Dataset records:
==============================

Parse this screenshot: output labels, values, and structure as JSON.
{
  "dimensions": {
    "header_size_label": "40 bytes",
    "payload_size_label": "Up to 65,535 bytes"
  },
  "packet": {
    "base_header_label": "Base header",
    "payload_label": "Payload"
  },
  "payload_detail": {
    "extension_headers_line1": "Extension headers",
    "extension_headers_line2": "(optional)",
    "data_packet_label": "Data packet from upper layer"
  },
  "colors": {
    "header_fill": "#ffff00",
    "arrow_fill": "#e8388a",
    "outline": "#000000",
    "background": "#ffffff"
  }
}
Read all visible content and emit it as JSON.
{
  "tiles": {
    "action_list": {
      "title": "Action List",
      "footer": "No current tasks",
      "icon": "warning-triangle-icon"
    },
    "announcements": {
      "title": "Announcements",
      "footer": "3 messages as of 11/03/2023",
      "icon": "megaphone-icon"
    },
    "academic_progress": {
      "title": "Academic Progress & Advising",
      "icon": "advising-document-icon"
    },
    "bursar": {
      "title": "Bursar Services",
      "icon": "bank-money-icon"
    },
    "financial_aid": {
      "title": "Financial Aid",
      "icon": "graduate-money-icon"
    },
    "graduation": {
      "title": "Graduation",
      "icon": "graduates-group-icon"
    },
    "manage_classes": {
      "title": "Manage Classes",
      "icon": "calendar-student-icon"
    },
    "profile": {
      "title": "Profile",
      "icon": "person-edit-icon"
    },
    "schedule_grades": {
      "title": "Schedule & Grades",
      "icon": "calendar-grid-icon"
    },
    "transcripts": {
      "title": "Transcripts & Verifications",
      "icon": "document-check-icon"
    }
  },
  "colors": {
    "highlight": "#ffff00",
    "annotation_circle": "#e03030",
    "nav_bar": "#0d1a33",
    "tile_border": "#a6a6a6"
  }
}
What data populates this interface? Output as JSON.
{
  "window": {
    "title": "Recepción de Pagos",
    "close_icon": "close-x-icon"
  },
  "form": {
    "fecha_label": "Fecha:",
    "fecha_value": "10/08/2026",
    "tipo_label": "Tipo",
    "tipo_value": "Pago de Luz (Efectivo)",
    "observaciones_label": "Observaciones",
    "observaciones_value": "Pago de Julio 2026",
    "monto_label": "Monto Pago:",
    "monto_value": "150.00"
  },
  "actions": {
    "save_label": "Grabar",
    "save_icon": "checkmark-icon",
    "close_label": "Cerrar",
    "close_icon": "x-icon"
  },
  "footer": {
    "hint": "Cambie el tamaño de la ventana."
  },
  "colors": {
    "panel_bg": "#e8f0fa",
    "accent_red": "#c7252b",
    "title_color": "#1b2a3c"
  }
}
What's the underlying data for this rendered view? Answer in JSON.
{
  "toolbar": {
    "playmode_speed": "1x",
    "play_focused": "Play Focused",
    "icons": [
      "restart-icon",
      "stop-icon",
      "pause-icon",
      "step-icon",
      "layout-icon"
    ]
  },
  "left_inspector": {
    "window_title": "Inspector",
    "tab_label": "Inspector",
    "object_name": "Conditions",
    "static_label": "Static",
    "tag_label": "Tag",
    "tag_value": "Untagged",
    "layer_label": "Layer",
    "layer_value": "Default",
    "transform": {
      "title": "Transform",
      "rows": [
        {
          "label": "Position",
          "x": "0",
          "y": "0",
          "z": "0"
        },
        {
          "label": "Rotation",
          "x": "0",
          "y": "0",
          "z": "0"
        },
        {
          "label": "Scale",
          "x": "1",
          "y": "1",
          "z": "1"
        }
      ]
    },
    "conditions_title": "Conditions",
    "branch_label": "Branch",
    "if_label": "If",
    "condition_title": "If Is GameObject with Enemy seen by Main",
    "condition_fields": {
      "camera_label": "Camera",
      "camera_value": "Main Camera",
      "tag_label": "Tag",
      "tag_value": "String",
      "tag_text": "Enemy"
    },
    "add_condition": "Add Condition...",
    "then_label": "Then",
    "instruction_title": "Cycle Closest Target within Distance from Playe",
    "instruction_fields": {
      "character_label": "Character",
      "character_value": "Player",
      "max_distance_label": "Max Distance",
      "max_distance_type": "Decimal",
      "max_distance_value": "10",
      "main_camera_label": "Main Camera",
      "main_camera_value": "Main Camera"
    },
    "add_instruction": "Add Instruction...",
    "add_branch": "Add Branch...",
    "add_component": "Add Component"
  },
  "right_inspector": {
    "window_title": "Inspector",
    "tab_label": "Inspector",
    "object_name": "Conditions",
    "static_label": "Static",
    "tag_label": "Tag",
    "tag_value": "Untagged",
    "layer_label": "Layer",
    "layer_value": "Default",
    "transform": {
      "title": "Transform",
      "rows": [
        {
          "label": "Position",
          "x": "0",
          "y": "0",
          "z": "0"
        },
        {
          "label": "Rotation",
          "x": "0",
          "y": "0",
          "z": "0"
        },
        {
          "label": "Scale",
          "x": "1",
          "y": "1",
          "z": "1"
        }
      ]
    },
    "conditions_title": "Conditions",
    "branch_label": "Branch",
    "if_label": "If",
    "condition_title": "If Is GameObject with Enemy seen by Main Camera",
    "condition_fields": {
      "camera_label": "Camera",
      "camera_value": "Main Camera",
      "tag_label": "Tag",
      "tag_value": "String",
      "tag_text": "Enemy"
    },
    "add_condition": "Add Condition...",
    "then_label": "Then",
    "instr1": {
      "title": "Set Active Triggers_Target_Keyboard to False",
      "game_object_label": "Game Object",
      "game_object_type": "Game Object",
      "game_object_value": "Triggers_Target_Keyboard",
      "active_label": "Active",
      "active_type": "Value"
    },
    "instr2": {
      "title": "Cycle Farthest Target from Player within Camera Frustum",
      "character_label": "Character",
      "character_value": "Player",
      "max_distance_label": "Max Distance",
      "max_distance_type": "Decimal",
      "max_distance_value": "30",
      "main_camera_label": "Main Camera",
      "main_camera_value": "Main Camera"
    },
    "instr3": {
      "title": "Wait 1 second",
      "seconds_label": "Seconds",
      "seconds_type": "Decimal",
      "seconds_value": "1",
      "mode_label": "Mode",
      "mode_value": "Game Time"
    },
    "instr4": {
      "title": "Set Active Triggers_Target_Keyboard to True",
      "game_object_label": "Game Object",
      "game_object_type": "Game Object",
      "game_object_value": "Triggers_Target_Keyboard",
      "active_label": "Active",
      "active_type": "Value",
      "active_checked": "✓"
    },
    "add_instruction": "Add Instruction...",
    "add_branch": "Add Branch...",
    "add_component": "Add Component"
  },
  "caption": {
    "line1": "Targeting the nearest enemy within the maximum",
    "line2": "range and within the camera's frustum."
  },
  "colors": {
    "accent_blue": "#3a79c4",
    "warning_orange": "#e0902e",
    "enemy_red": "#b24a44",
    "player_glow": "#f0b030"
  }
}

==============================

> WRITTEN REQUEST
Give the data again, exactly as it stands.

> TASK ANSWER
Parse this screenshot: output labels, values, and structure as JSON.
{
  "dimensions": {
    "header_size_label": "40 bytes",
    "payload_size_label": "Up to 65,535 bytes"
  },
  "packet": {
    "base_header_label": "Base header",
    "payload_label": "Payload"
  },
  "payload_detail": {
    "extension_headers_line1": "Extension headers",
    "extension_headers_line2": "(optional)",
    "data_packet_label": "Data packet from upper layer"
  },
  "colors": {
    "header_fill": "#ffff00",
    "arrow_fill": "#e8388a",
    "outline": "#000000",
    "background": "#ffffff"
  }
}
Read all visible content and emit it as JSON.
{
  "tiles": {
    "action_list": {
      "title": "Action List",
      "footer": "No current tasks",
      "icon": "warning-triangle-icon"
    },
    "announcements": {
      "title": "Announcements",
      "footer": "3 messages as of 11/03/2023",
      "icon": "megaphone-icon"
    },
    "academic_progress": {
      "title": "Academic Progress & Advising",
      "icon": "advising-document-icon"
    },
    "bursar": {
      "title": "Bursar Services",
      "icon": "bank-money-icon"
    },
    "financial_aid": {
      "title": "Financial Aid",
      "icon": "graduate-money-icon"
    },
    "graduation": {
      "title": "Graduation",
      "icon": "graduates-group-icon"
    },
    "manage_classes": {
      "title": "Manage Classes",
      "icon": "calendar-student-icon"
    },
    "profile": {
      "title": "Profile",
      "icon": "person-edit-icon"
    },
    "schedule_grades": {
      "title": "Schedule & Grades",
      "icon": "calendar-grid-icon"
    },
    "transcripts": {
      "title": "Transcripts & Verifications",
      "icon": "document-check-icon"
    }
  },
  "colors": {
    "highlight": "#ffff00",
    "annotation_circle": "#e03030",
    "nav_bar": "#0d1a33",
    "tile_border": "#a6a6a6"
  }
}
What data populates this interface? Output as JSON.
{
  "window": {
    "title": "Recepción de Pagos",
    "close_icon": "close-x-icon"
  },
  "form": {
    "fecha_label": "Fecha:",
    "fecha_value": "10/08/2026",
    "tipo_label": "Tipo",
    "tipo_value": "Pago de Luz (Efectivo)",
    "observaciones_label": "Observaciones",
    "observaciones_value": "Pago de Julio 2026",
    "monto_label": "Monto Pago:",
    "monto_value": "150.00"
  },
  "actions": {
    "save_label": "Grabar",
    "save_icon": "checkmark-icon",
    "close_label": "Cerrar",
    "close_icon": "x-icon"
  },
  "footer": {
    "hint": "Cambie el tamaño de la ventana."
  },
  "colors": {
    "panel_bg": "#e8f0fa",
    "accent_red": "#c7252b",
    "title_color": "#1b2a3c"
  }
}
What's the underlying data for this rendered view? Answer in JSON.
{
  "toolbar": {
    "playmode_speed": "1x",
    "play_focused": "Play Focused",
    "icons": [
      "restart-icon",
      "stop-icon",
      "pause-icon",
      "step-icon",
      "layout-icon"
    ]
  },
  "left_inspector": {
    "window_title": "Inspector",
    "tab_label": "Inspector",
    "object_name": "Conditions",
    "static_label": "Static",
    "tag_label": "Tag",
    "tag_value": "Untagged",
    "layer_label": "Layer",
    "layer_value": "Default",
    "transform": {
      "title": "Transform",
      "rows": [
        {
          "label": "Position",
          "x": "0",
          "y": "0",
          "z": "0"
        },
        {
          "label": "Rotation",
          "x": "0",
          "y": "0",
          "z": "0"
        },
        {
          "label": "Scale",
          "x": "1",
          "y": "1",
          "z": "1"
        }
      ]
    },
    "conditions_title": "Conditions",
    "branch_label": "Branch",
    "if_label": "If",
    "condition_title": "If Is GameObject with Enemy seen by Main",
    "condition_fields": {
      "camera_label": "Camera",
      "camera_value": "Main Camera",
      "tag_label": "Tag",
      "tag_value": "String",
      "tag_text": "Enemy"
    },
    "add_condition": "Add Condition...",
    "then_label": "Then",
    "instruction_title": "Cycle Closest Target within Distance from Playe",
    "instruction_fields": {
      "character_label": "Character",
      "character_value": "Player",
      "max_distance_label": "Max Distance",
      "max_distance_type": "Decimal",
      "max_distance_value": "10",
      "main_camera_label": "Main Camera",
      "main_camera_value": "Main Camera"
    },
    "add_instruction": "Add Instruction...",
    "add_branch": "Add Branch...",
    "add_component": "Add Component"
  },
  "right_inspector": {
    "window_title": "Inspector",
    "tab_label": "Inspector",
    "object_name": "Conditions",
    "static_label": "Static",
    "tag_label": "Tag",
    "tag_value": "Untagged",
    "layer_label": "Layer",
    "layer_value": "Default",
    "transform": {
      "title": "Transform",
      "rows": [
        {
          "label": "Position",
          "x": "0",
          "y": "0",
          "z": "0"
        },
        {
          "label": "Rotation",
          "x": "0",
          "y": "0",
          "z": "0"
        },
        {
          "label": "Scale",
          "x": "1",
          "y": "1",
          "z": "1"
        }
      ]
    },
    "conditions_title": "Conditions",
    "branch_label": "Branch",
    "if_label": "If",
    "condition_title": "If Is GameObject with Enemy seen by Main Camera",
    "condition_fields": {
      "camera_label": "Camera",
      "camera_value": "Main Camera",
      "tag_label": "Tag",
      "tag_value": "String",
      "tag_text": "Enemy"
    },
    "add_condition": "Add Condition...",
    "then_label": "Then",
    "instr1": {
      "title": "Set Active Triggers_Target_Keyboard to False",
      "game_object_label": "Game Object",
      "game_object_type": "Game Object",
      "game_object_value": "Triggers_Target_Keyboard",
      "active_label": "Active",
      "active_type": "Value"
    },
    "instr2": {
      "title": "Cycle Farthest Target from Player within Camera Frustum",
      "character_label": "Character",
      "character_value": "Player",
      "max_distance_label": "Max Distance",
      "max_distance_type": "Decimal",
      "max_distance_value": "30",
      "main_camera_label": "Main Camera",
      "main_camera_value": "Main Camera"
    },
    "instr3": {
      "title": "Wait 1 second",
      "seconds_label": "Seconds",
      "seconds_type": "Decimal",
      "seconds_value": "1",
      "mode_label": "Mode",
      "mode_value": "Game Time"
    },
    "instr4": {
      "title": "Set Active Triggers_Target_Keyboard to True",
      "game_object_label": "Game Object",
      "game_object_type": "Game Object",
      "game_object_value": "Triggers_Target_Keyboard",
      "active_label": "Active",
      "active_type": "Value",
      "active_checked": "✓"
    },
    "add_instruction": "Add Instruction...",
    "add_branch": "Add Branch...",
    "add_component": "Add Component"
  },
  "caption": {
    "line1": "Targeting the nearest enemy within the maximum",
    "line2": "range and within the camera's frustum."
  },
  "colors": {
    "accent_blue": "#3a79c4",
    "warning_orange": "#e0902e",
    "enemy_red": "#b24a44",
    "player_glow": "#f0b030"
  }
}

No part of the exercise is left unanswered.